:: Okunacak Metin ::
******

2. Yargıtay Hukuk Genel Kurulunun 16.03.2021 tarihli ve 2020/(22)9-438 Esas, 2021/275 Karar sayılı ilâmı ile; davalı işyerinde sendikal örgütlenme olduğu, toplu ... sözleşmesi düzeni bulunduğu ve davacı işçinin sendika üyesi olarak toplu ... sözleşmesinden yararlandığı, talep ettiği fark işçilik alacaklarının hesaplanabilmesi için kayıt ve belgeleri tutma ve işçinin bilgisine sunmakla yükümlü olan işverenin sunacağı bordrolara ihtiyaç duyulduğu, çünkü fark işçilik alacaklarının belirlenebilmesinin muhasebe işlemini gerektirdiği, bunun için de işyerinde kayıt tutma dolayısı ile belgeleme yükümlüsü olan işverenin sunacağı bordrolara ve kayıtlara ihtiyaç duyulduğu, o hâlde, toplu ... sözleşmesi artışlarından kaynaklanan alacaklarını belirlemesinin, davacı işçinin eğitim ve sosyal durumu dikkate alındığında kendisinden beklenemeyeceği gibi söz konusu alacakların belirlenebilmesi için işverende bulunan bilgi ve belgelerin verilmesi ve tahkikata ihtiyaç duyulduğundan, Mahkemece davanın belirsiz alacak davası olarak görülmesinin yerinde olduğu gerekçesiyle direnme kararının yerinde olduğuna karar verilerek, Dairece bozma nedenine göre davanın esasına yönelik diğer temyiz itirazları incelenmediğinden, bu yönde inceleme yapılmak üzere dosyanın Daireye gönderilmesine karar verilmiştir.

******

:: Çıkarılan Girdiler ::
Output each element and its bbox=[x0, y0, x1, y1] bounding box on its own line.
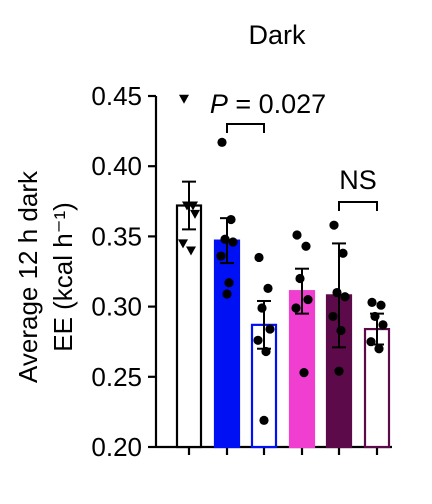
bracket-p-value bbox=[226, 123, 265, 133]
p-italic: P bbox=[210, 89, 228, 119]
bar bbox=[175, 204, 203, 449]
y-tick-label: 0.40 bbox=[91, 151, 142, 181]
data-point bbox=[178, 239, 188, 249]
data-point bbox=[217, 137, 227, 147]
p-value-label: P = 0.027 bbox=[210, 89, 326, 119]
data-point bbox=[338, 248, 348, 258]
y-axis-label-line2: EE (kcal h⁻¹) bbox=[48, 202, 78, 352]
data-point bbox=[295, 273, 305, 284]
data-point bbox=[332, 287, 342, 298]
data-point bbox=[216, 251, 226, 261]
data-point bbox=[378, 320, 388, 330]
error-bars bbox=[182, 180, 384, 350]
data-point bbox=[336, 325, 346, 336]
annotations: P = 0.027 NS bbox=[210, 89, 378, 211]
data-point bbox=[263, 283, 273, 293]
p-rest: = 0.027 bbox=[228, 89, 326, 119]
data-point bbox=[259, 415, 269, 425]
data-point bbox=[303, 294, 313, 305]
data-point bbox=[254, 252, 264, 263]
data-point bbox=[374, 344, 384, 354]
data-point bbox=[291, 303, 301, 313]
data-point bbox=[376, 300, 386, 310]
data-point bbox=[261, 346, 271, 357]
y-axis-label-line1: Average 12 h dark bbox=[13, 170, 43, 383]
data-point bbox=[226, 214, 236, 225]
data-point bbox=[182, 201, 192, 211]
data-point bbox=[265, 324, 275, 334]
data-point bbox=[257, 303, 267, 313]
bars bbox=[175, 204, 391, 449]
data-point bbox=[292, 230, 302, 240]
data-point bbox=[190, 209, 200, 219]
data-points bbox=[178, 94, 388, 425]
data-point bbox=[329, 220, 339, 230]
data-point bbox=[334, 366, 344, 376]
bar bbox=[213, 239, 241, 449]
data-point bbox=[186, 246, 196, 256]
chart-title: Dark bbox=[248, 20, 306, 50]
data-point bbox=[366, 337, 376, 347]
data-point bbox=[301, 241, 311, 251]
data-point bbox=[328, 311, 338, 322]
data-point bbox=[367, 297, 377, 307]
axes: 0.20 0.25 0.30 0.35 0.40 0.45 bbox=[91, 81, 392, 462]
y-tick-label: 0.20 bbox=[91, 432, 142, 462]
data-point bbox=[220, 234, 230, 244]
bracket-ns bbox=[338, 201, 378, 211]
y-tick-label: 0.30 bbox=[91, 292, 142, 322]
ns-label: NS bbox=[339, 165, 377, 195]
data-point bbox=[299, 367, 309, 378]
data-point bbox=[179, 94, 189, 104]
data-point bbox=[222, 289, 232, 299]
y-tick-label: 0.25 bbox=[91, 362, 142, 392]
data-point bbox=[340, 292, 350, 302]
data-point bbox=[224, 278, 234, 288]
y-tick-label: 0.45 bbox=[91, 81, 142, 111]
data-point bbox=[370, 311, 380, 322]
data-point bbox=[253, 335, 263, 345]
y-tick-label: 0.35 bbox=[91, 221, 142, 251]
data-point bbox=[228, 237, 238, 247]
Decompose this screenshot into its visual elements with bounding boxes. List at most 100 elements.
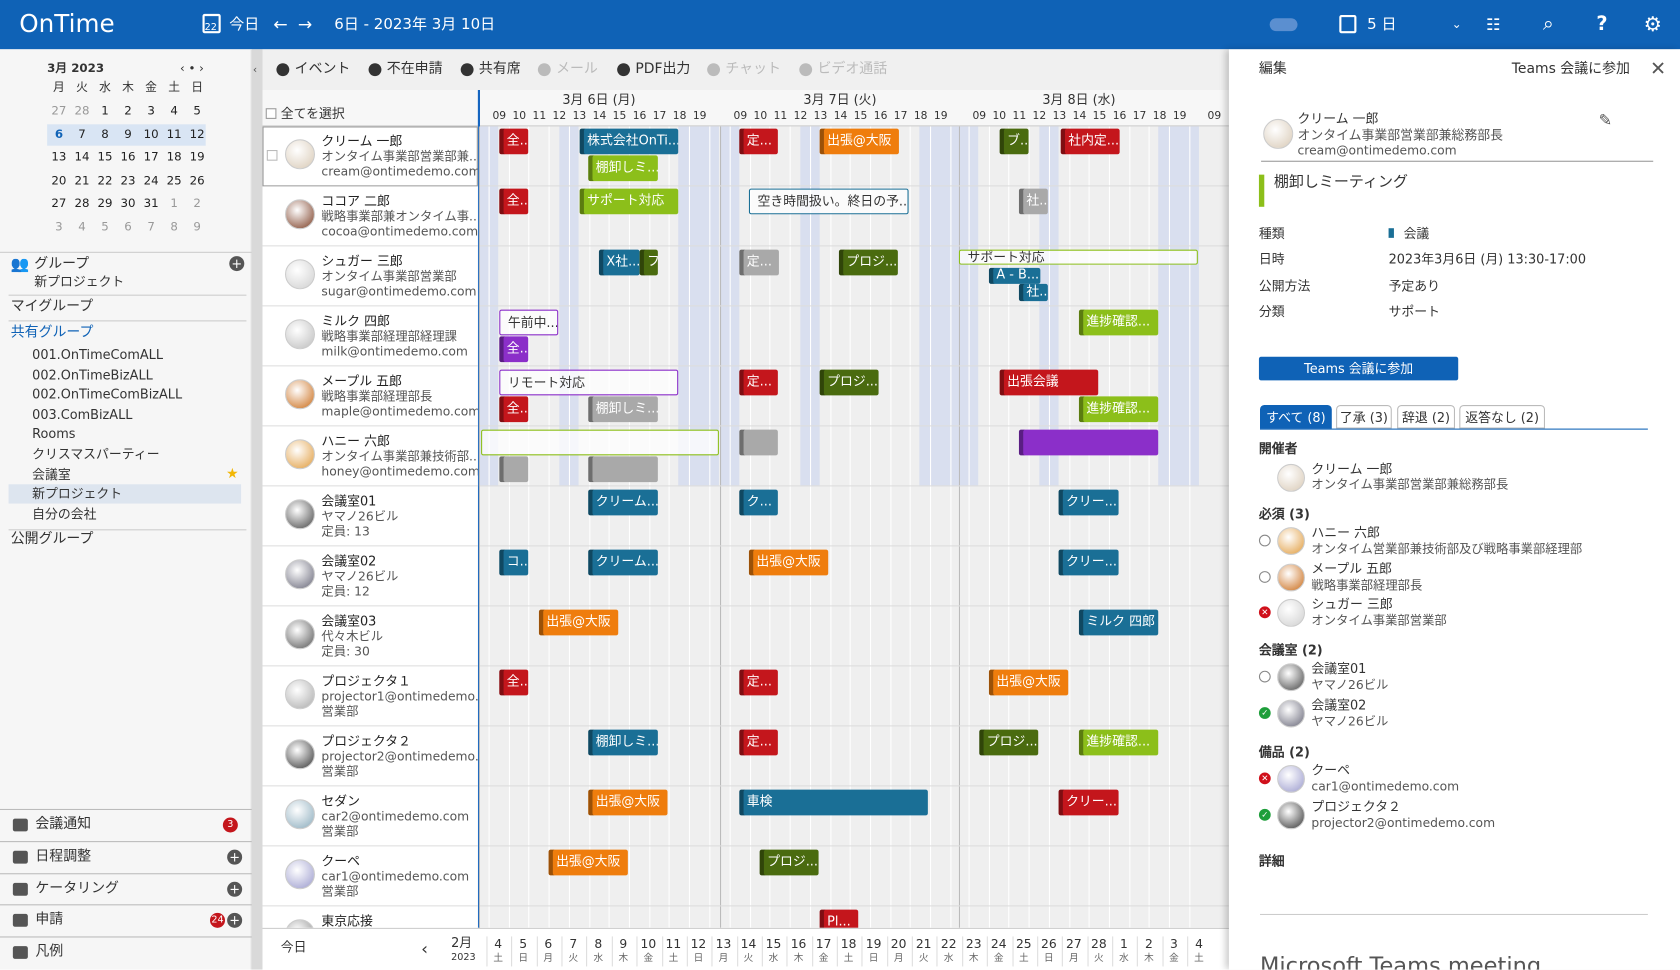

******

:: İstenenler ::
A. Yargıtay kararı metninde adı geçen yargı mercilerinin tamamını sıralayın.
B. Aşağıdaki ifadelerin Yargıtay kararı metniyle uyuşup uyuşmadığını belirtin ve her biri için metindeki belirleyici sözleri aynen aktarın.
(i) İlâm 16.03.2021 tarihlidir.
(ii) Davacı işçi sendika üyesi değildir.
(iii) Dosyanın Daireye gönderilmesine karar verilmiştir.
Yalnızca metindeki bilgilere dayanın, girdilerden yararlanmayın.

:: Tam Çözümler ::
A. Yargıtay Hukuk Genel Kurulu; Mahkeme ("Mahkemece"); Daire ("Dairece", "Daireye")

B.
(i) Evet: "16.03.2021 tarihli"
(ii) Hayır: "davacı işçinin sendika üyesi olarak toplu ... sözleşmesinden yararlandığı"
(iii) Evet: "dosyanın Daireye gönderilmesine karar verilmiştir"